Format every line of the rows below as a Markdown table with the columns No and Line: No gives a running number and Line holds the line itself. Skip blank lines and leave the pictures out.

==== Task inputs ====

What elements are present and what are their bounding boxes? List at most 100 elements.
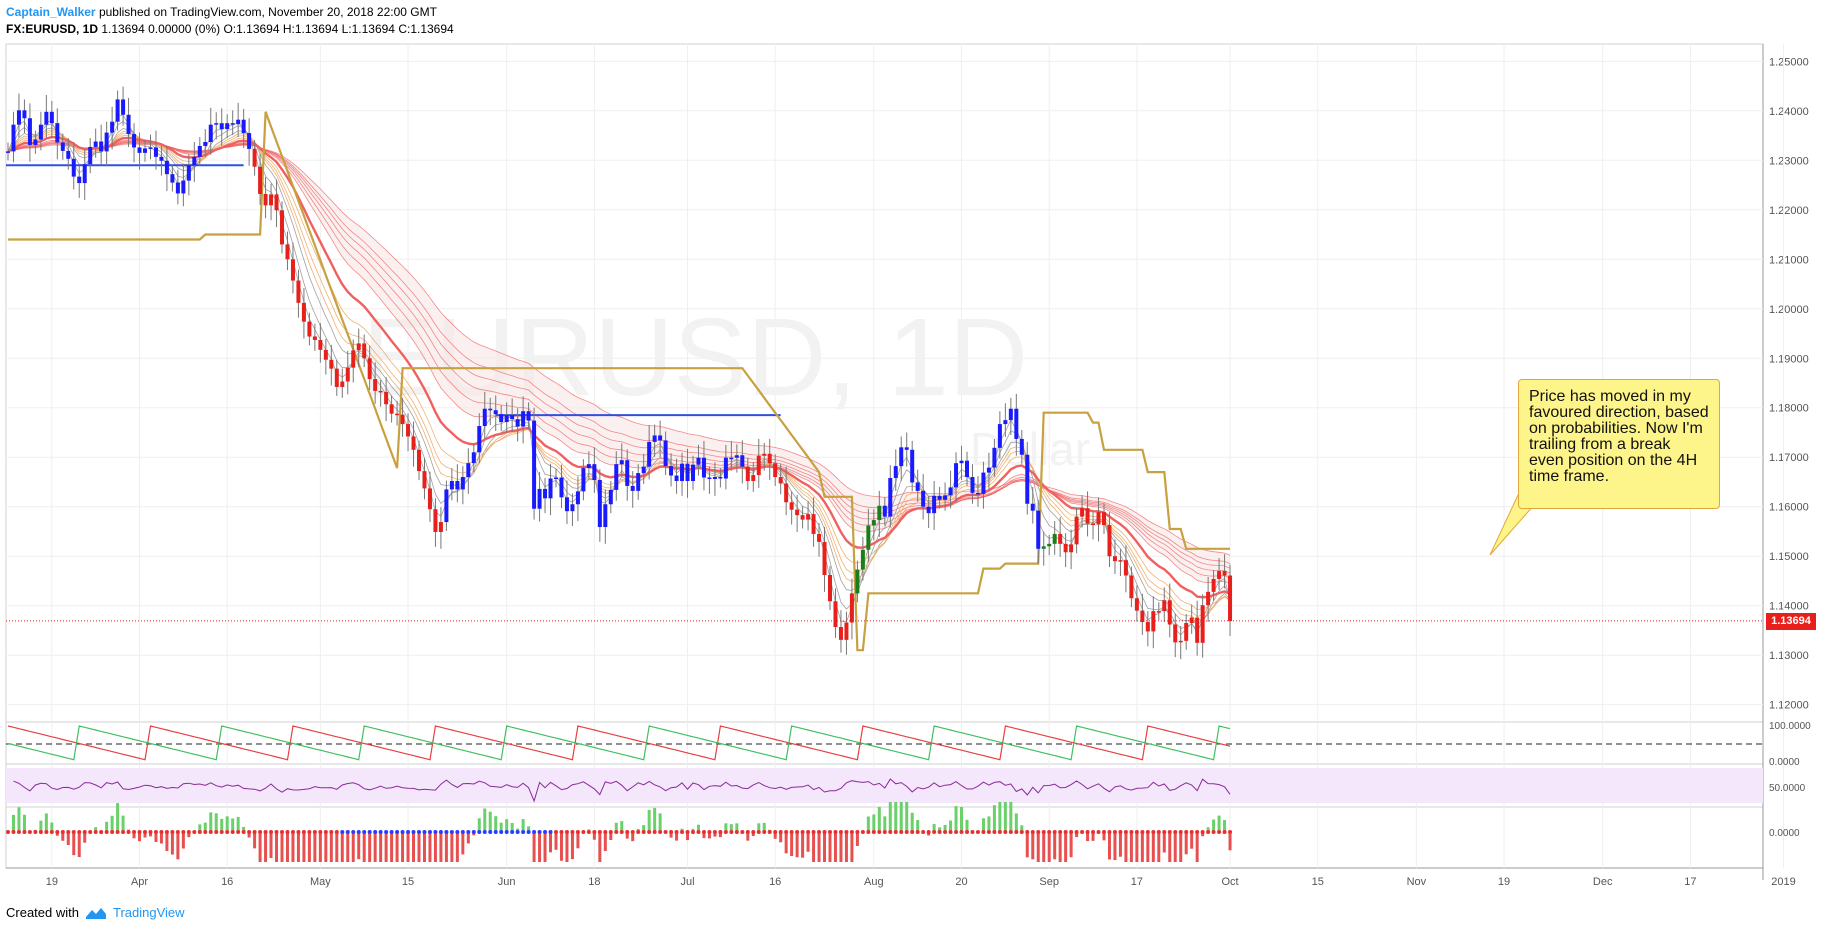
candle-body	[197, 145, 202, 157]
candle-body	[312, 336, 317, 340]
momentum-dot	[537, 830, 542, 834]
price-tick-label: 1.19000	[1769, 353, 1809, 365]
momentum-dot	[400, 830, 405, 834]
momentum-bar	[11, 814, 15, 832]
momentum-dot	[729, 830, 734, 834]
momentum-dot	[460, 830, 465, 834]
candle-body	[373, 379, 378, 391]
candle-body	[915, 482, 920, 491]
candle-body	[175, 182, 180, 194]
momentum-bar	[318, 832, 322, 862]
momentum-bar	[285, 832, 289, 862]
momentum-dot	[296, 830, 301, 834]
momentum-bar	[1168, 832, 1172, 862]
momentum-dot	[696, 830, 701, 834]
candle-body	[828, 575, 832, 602]
candle-body	[186, 165, 191, 181]
momentum-dot	[1211, 830, 1216, 834]
momentum-dot	[444, 830, 449, 834]
momentum-dot	[532, 830, 537, 834]
candle-body	[499, 414, 504, 423]
momentum-bar	[899, 802, 903, 832]
momentum-bar	[264, 832, 268, 862]
momentum-bar	[280, 832, 284, 862]
time-tick-label: 20	[955, 876, 967, 888]
candle-body	[389, 404, 394, 414]
candle-body	[104, 132, 109, 152]
candle-body	[285, 244, 290, 260]
momentum-dot	[943, 830, 948, 834]
momentum-dot	[822, 830, 827, 834]
momentum-bar	[1118, 832, 1122, 857]
momentum-dot	[1156, 830, 1161, 834]
momentum-dot	[701, 830, 706, 834]
candle-body	[685, 463, 690, 481]
time-tick-label: Nov	[1407, 876, 1427, 888]
candle-body	[762, 453, 767, 456]
momentum-bar	[855, 832, 859, 847]
candle-body	[1162, 600, 1167, 612]
candle-body	[866, 525, 871, 550]
candle-body	[1206, 591, 1211, 606]
momentum-bar	[461, 832, 465, 855]
candle-body	[691, 464, 695, 481]
momentum-dot	[340, 830, 345, 834]
momentum-dot	[986, 830, 991, 834]
momentum-dot	[592, 830, 597, 834]
momentum-dot	[301, 830, 306, 834]
momentum-bar	[368, 832, 372, 862]
momentum-dot	[384, 830, 389, 834]
candle-body	[307, 321, 312, 337]
momentum-dot	[680, 830, 685, 834]
candle-body	[159, 156, 164, 161]
time-tick-label: 19	[1498, 876, 1510, 888]
candle-body	[329, 359, 334, 369]
candle-body	[586, 464, 591, 469]
candle-body	[422, 471, 427, 489]
candle-body	[1036, 510, 1041, 549]
momentum-dot	[6, 830, 10, 834]
momentum-dot	[132, 830, 137, 834]
candle-body	[800, 515, 805, 520]
tradingview-brand-link[interactable]: TradingView	[113, 905, 185, 920]
momentum-dot	[247, 830, 252, 834]
candle-body	[630, 485, 635, 491]
momentum-dot	[685, 830, 690, 834]
momentum-dot	[230, 830, 235, 834]
candle-body	[636, 473, 641, 491]
candle-body	[411, 436, 416, 450]
momentum-dot	[1069, 830, 1074, 834]
momentum-dot	[192, 830, 197, 834]
momentum-dot	[197, 830, 202, 834]
momentum-dot	[1096, 830, 1101, 834]
candle-body	[351, 350, 356, 368]
candle-body	[564, 497, 569, 512]
momentum-bar	[1173, 832, 1177, 862]
momentum-dot	[844, 830, 849, 834]
candle-body	[38, 124, 43, 140]
momentum-bar	[395, 832, 399, 862]
candle-body	[773, 463, 778, 478]
candle-body	[362, 343, 367, 359]
momentum-bar	[647, 809, 651, 832]
momentum-dot	[860, 830, 865, 834]
momentum-dot	[55, 830, 60, 834]
momentum-dot	[838, 830, 843, 834]
candle-body	[970, 477, 975, 493]
candle-body	[1069, 544, 1074, 553]
momentum-dot	[882, 830, 887, 834]
candle-body	[247, 133, 252, 149]
candle-body	[652, 435, 657, 442]
price-tick-label: 1.15000	[1769, 551, 1809, 563]
momentum-dot	[784, 830, 789, 834]
candle-body	[93, 141, 98, 147]
momentum-dot	[1189, 830, 1194, 834]
momentum-bar	[833, 832, 837, 862]
candle-body	[932, 495, 937, 514]
momentum-bar	[565, 832, 569, 862]
momentum-bar	[1047, 832, 1051, 862]
momentum-dot	[833, 830, 838, 834]
momentum-bar	[894, 802, 898, 832]
momentum-dot	[1063, 830, 1068, 834]
candle-body	[1112, 556, 1117, 562]
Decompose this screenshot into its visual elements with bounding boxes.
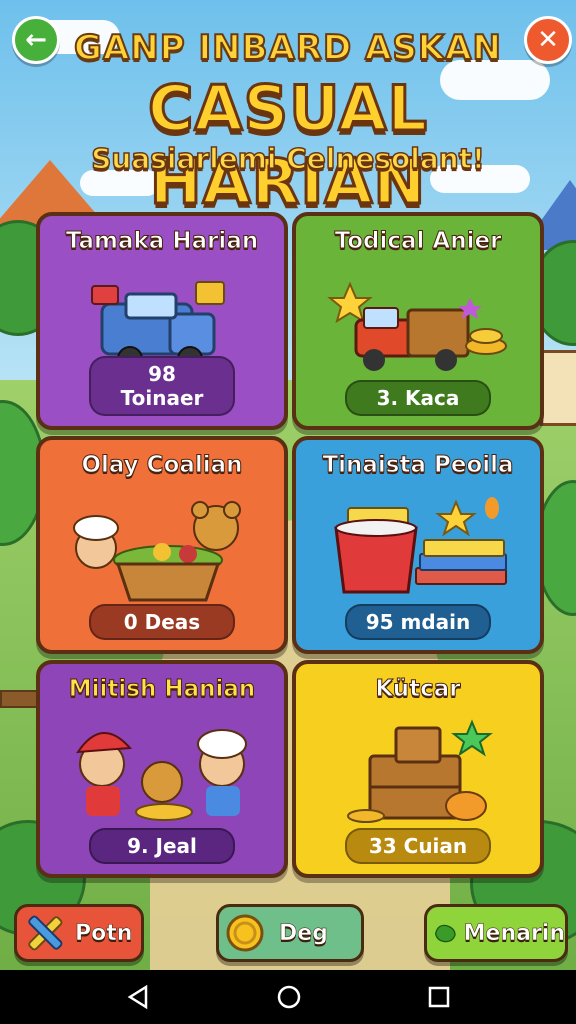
header-top-line: GANP INBARD ASKAN [73, 27, 502, 69]
card-value-pill: 33 Cuian [345, 828, 491, 864]
potn-button[interactable]: Potn [14, 904, 144, 962]
card-value-pill: 3. Kaca [345, 380, 491, 416]
task-card-3[interactable]: Olay Coalian 0 Deas [36, 436, 288, 654]
card-title: Tinaista Peoila [322, 452, 514, 479]
menarin-button[interactable]: Menarin [424, 904, 568, 962]
task-card-1[interactable]: Tamaka Harian 98 Toinaer [36, 212, 288, 430]
task-card-2[interactable]: Todical Anier 3. Kaca [292, 212, 544, 430]
crossed-tools-icon [28, 915, 63, 951]
page-subtitle: Suasiarlemi Celnesolant! [90, 141, 485, 176]
system-navbar [0, 970, 576, 1024]
coin-icon [226, 914, 264, 952]
house [540, 350, 576, 426]
square-recents-icon[interactable] [426, 984, 452, 1010]
card-value-pill: 95 mdain [345, 604, 491, 640]
red-truck-icon [327, 281, 507, 371]
card-value-pill: 9. Jeal [89, 828, 235, 864]
treasure-crate-icon [347, 719, 493, 823]
card-title: Olay Coalian [81, 452, 243, 479]
potn-label: Potn [75, 920, 133, 946]
characters-icon [76, 729, 247, 821]
deg-button[interactable]: Deg [216, 904, 364, 962]
task-card-5[interactable]: Miitish Hanian 9. Jeal [36, 660, 288, 878]
food-basket-icon [73, 501, 241, 602]
card-title: Kütcar [375, 676, 461, 703]
triangle-back-icon[interactable] [126, 984, 152, 1010]
deg-label: Deg [279, 920, 328, 946]
task-card-4[interactable]: Tinaista Peoila 95 mdain [292, 436, 544, 654]
leaf-icon [434, 924, 456, 943]
circle-home-icon[interactable] [276, 984, 302, 1010]
card-value-pill: 98 Toinaer [89, 356, 235, 416]
card-title: Todical Anier [334, 228, 502, 255]
card-title: Tamaka Harian [65, 228, 259, 255]
menarin-label: Menarin [463, 920, 565, 946]
task-card-6[interactable]: Kütcar 33 Cuian [292, 660, 544, 878]
card-value-pill: 0 Deas [89, 604, 235, 640]
card-title: Miitish Hanian [68, 676, 256, 703]
bucket-books-icon [334, 497, 507, 594]
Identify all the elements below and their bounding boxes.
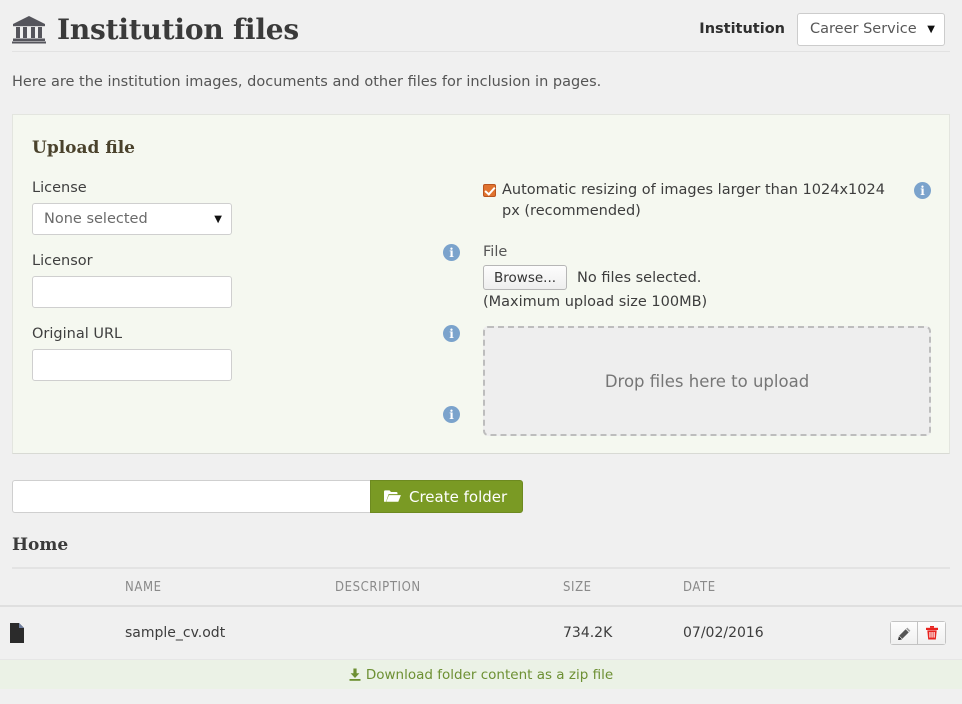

====

■ Exercise solution
| No | Line |
|---|---|
| 1 | What elements are present and what are their bounding boxes? List at most 100 elements. |
| 2 | candle-body	[197, 145, 202, 157] |
| 3 | candle-body	[312, 336, 317, 340] |
| 4 | momentum-dot	[537, 830, 542, 834] |
| 5 | price-tick-label: 1.19000	[1769, 353, 1809, 365] |
| 6 | momentum-dot	[400, 830, 405, 834] |
| 7 | momentum-bar	[11, 814, 15, 832] |
| 8 | momentum-dot	[729, 830, 734, 834] |
| 9 | momentum-dot	[460, 830, 465, 834] |
| 10 | candle-body	[373, 379, 378, 391] |
| 11 | candle-body	[915, 482, 920, 491] |
| 12 | candle-body	[175, 182, 180, 194] |
| 13 | momentum-bar	[318, 832, 322, 862] |
| 14 | momentum-bar	[285, 832, 289, 862] |
| 15 | momentum-dot	[296, 830, 301, 834] |
| 16 | momentum-bar	[1168, 832, 1172, 862] |
| 17 | momentum-dot	[696, 830, 701, 834] |
| 18 | candle-body	[828, 575, 832, 602] |
| 19 | candle-body	[186, 165, 191, 181] |
| 20 | momentum-dot	[1211, 830, 1216, 834] |
| 21 | momentum-dot	[444, 830, 449, 834] |
| 22 | momentum-dot	[532, 830, 537, 834] |
| 23 | candle-body	[499, 414, 504, 423] |
| 24 | momentum-bar	[899, 802, 903, 832] |
| 25 | momentum-bar	[264, 832, 268, 862] |
| 26 | momentum-bar	[280, 832, 284, 862] |
| 27 | time-tick-label: 20	[955, 876, 967, 888] |
| 28 | candle-body	[389, 404, 394, 414] |
| 29 | candle-body	[104, 132, 109, 152] |
| 30 | candle-body	[285, 244, 290, 260] |
| 31 | momentum-dot	[943, 830, 948, 834] |
| 32 | momentum-dot	[822, 830, 827, 834] |
| 33 | momentum-bar	[1118, 832, 1122, 857] |
| 34 | momentum-dot	[1156, 830, 1161, 834] |
| 35 | momentum-dot	[701, 830, 706, 834] |
| 36 | candle-body	[685, 463, 690, 481] |
| 37 | time-tick-label: Nov	[1407, 876, 1427, 888] |
| 38 | candle-body	[762, 453, 767, 456] |
| 39 | momentum-bar	[855, 832, 859, 847] |
| 40 | candle-body	[1162, 600, 1167, 612] |
| 41 | candle-body	[866, 525, 871, 550] |
| 42 | candle-body	[1206, 591, 1211, 606] |
| 43 | momentum-bar	[461, 832, 465, 855] |
| 44 | candle-body	[691, 464, 695, 481] |
| 45 | momentum-dot	[340, 830, 345, 834] |
| 46 | momentum-dot	[986, 830, 991, 834] |
| 47 | momentum-dot	[592, 830, 597, 834] |
| 48 | momentum-dot	[301, 830, 306, 834] |
| 49 | momentum-bar	[368, 832, 372, 862] |
| 50 | momentum-dot	[384, 830, 389, 834] |
| 51 | candle-body	[307, 321, 312, 337] |
| 52 | momentum-dot	[680, 830, 685, 834] |
| 53 | candle-body	[159, 156, 164, 161] |
| 54 | time-tick-label: 19	[1498, 876, 1510, 888] |
| 55 | candle-body	[329, 359, 334, 369] |
| 56 | candle-body	[586, 464, 591, 469] |
| 57 | candle-body	[422, 471, 427, 489] |
| 58 | candle-body	[1036, 510, 1041, 549] |
| 59 | momentum-dot	[6, 830, 10, 834] |
| 60 | momentum-dot	[132, 830, 137, 834] |
| 61 | candle-body	[800, 515, 805, 520] |
| 62 | tradingview-brand-link[interactable]: TradingView	[113, 905, 185, 920] |
| 63 | momentum-dot	[247, 830, 252, 834] |
| 64 | candle-body	[630, 485, 635, 491] |
| 65 | momentum-dot	[685, 830, 690, 834] |
| 66 | momentum-dot	[230, 830, 235, 834] |
| 67 | candle-body	[636, 473, 641, 491] |
| 68 | candle-body	[411, 436, 416, 450] |
| 69 | momentum-dot	[1069, 830, 1074, 834] |
| 70 | momentum-dot	[192, 830, 197, 834] |
| 71 | momentum-dot	[197, 830, 202, 834] |
| 72 | momentum-dot	[1096, 830, 1101, 834] |
| 73 | candle-body	[351, 350, 356, 368] |
| 74 | candle-body	[564, 497, 569, 512] |
| 75 | momentum-bar	[1173, 832, 1177, 862] |
| 76 | momentum-dot	[844, 830, 849, 834] |
| 77 | candle-body	[38, 124, 43, 140] |
| 78 | momentum-bar	[395, 832, 399, 862] |
| 79 | candle-body	[773, 463, 778, 478] |
| 80 | candle-body	[362, 343, 367, 359] |
| 81 | momentum-bar	[647, 809, 651, 832] |
| 82 | momentum-dot	[860, 830, 865, 834] |
| 83 | momentum-dot	[55, 830, 60, 834] |
| 84 | momentum-dot	[838, 830, 843, 834] |
| 85 | candle-body	[970, 477, 975, 493] |
| 86 | candle-body	[1069, 544, 1074, 553] |
| 87 | momentum-dot	[882, 830, 887, 834] |
| 88 | candle-body	[247, 133, 252, 149] |
| 89 | candle-body	[652, 435, 657, 442] |
| 90 | price-tick-label: 1.15000	[1769, 551, 1809, 563] |
| 91 | momentum-dot	[784, 830, 789, 834] |
| 92 | candle-body	[93, 141, 98, 147] |
| 93 | momentum-dot	[1189, 830, 1194, 834] |
| 94 | momentum-bar	[833, 832, 837, 862] |
| 95 | candle-body	[932, 495, 937, 514] |
| 96 | momentum-bar	[565, 832, 569, 862] |
| 97 | momentum-bar	[1047, 832, 1051, 862] |
| 98 | momentum-dot	[833, 830, 838, 834] |
| 99 | momentum-bar	[894, 802, 898, 832] |
| 100 | momentum-dot	[1063, 830, 1068, 834] |
| 101 | candle-body	[1112, 556, 1117, 562] |
| 102 | Decompose this screenshot into its visual elements with bounding boxes. |
| 103 | header-top-line: GANP INBARD ASKAN [73, 27, 502, 69] |
| 104 | card-value-pill: 33 Cuian [345, 828, 491, 864] |
| 105 | potn-button[interactable]: Potn [14, 904, 144, 962] |
| 106 | card-value-pill: 3. Kaca [345, 380, 491, 416] |
| 107 | task-card-3[interactable]: Olay Coalian 0 Deas [36, 436, 288, 654] |
| 108 | card-title: Tinaista Peoila [322, 452, 514, 479] |
| 109 | menarin-button[interactable]: Menarin [424, 904, 568, 962] |
| 110 | task-card-1[interactable]: Tamaka Harian 98 Toinaer [36, 212, 288, 430] |
| 111 | task-card-2[interactable]: Todical Anier 3. Kaca [292, 212, 544, 430] |
| 112 | crossed-tools-icon [28, 915, 63, 951] |
| 113 | page-subtitle: Suasiarlemi Celnesolant! [90, 141, 485, 176] |
| 114 | system-navbar [0, 970, 576, 1024] |
| 115 | coin-icon [226, 914, 264, 952] |
| 116 | house [540, 350, 576, 426] |
| 117 | square-recents-icon[interactable] [426, 984, 452, 1010] |
| 118 | card-value-pill: 95 mdain [345, 604, 491, 640] |
| 119 | red-truck-icon [327, 281, 507, 371] |
| 120 | card-value-pill: 9. Jeal [89, 828, 235, 864] |
| 121 | treasure-crate-icon [347, 719, 493, 823] |
| 122 | card-title: Olay Coalian [81, 452, 243, 479] |
| 123 | potn-label: Potn [75, 920, 133, 946] |
| 124 | characters-icon [76, 729, 247, 821] |
| 125 | deg-button[interactable]: Deg [216, 904, 364, 962] |
| 126 | task-card-5[interactable]: Miitish Hanian 9. Jeal [36, 660, 288, 878] |
| 127 | food-basket-icon [73, 501, 241, 602] |
| 128 | card-title: Kütcar [375, 676, 461, 703] |
| 129 | triangle-back-icon[interactable] [126, 984, 152, 1010] |
| 130 | deg-label: Deg [279, 920, 328, 946] |
| 131 | task-card-4[interactable]: Tinaista Peoila 95 mdain [292, 436, 544, 654] |
| 132 | leaf-icon [434, 924, 456, 943] |
| 133 | circle-home-icon[interactable] [276, 984, 302, 1010] |
| 134 | card-value-pill: 98 Toinaer [89, 356, 235, 416] |
| 135 | card-title: Todical Anier [334, 228, 502, 255] |
| 136 | card-title: Tamaka Harian [65, 228, 259, 255] |
| 137 | menarin-label: Menarin [463, 920, 565, 946] |
| 138 | task-card-6[interactable]: Kütcar 33 Cuian [292, 660, 544, 878] |
| 139 | card-value-pill: 0 Deas [89, 604, 235, 640] |
| 140 | card-title: Miitish Hanian [68, 676, 256, 703] |
| 141 | bucket-books-icon [334, 497, 507, 594] |
| 142 | Identify all the elements below and their bounding boxes. |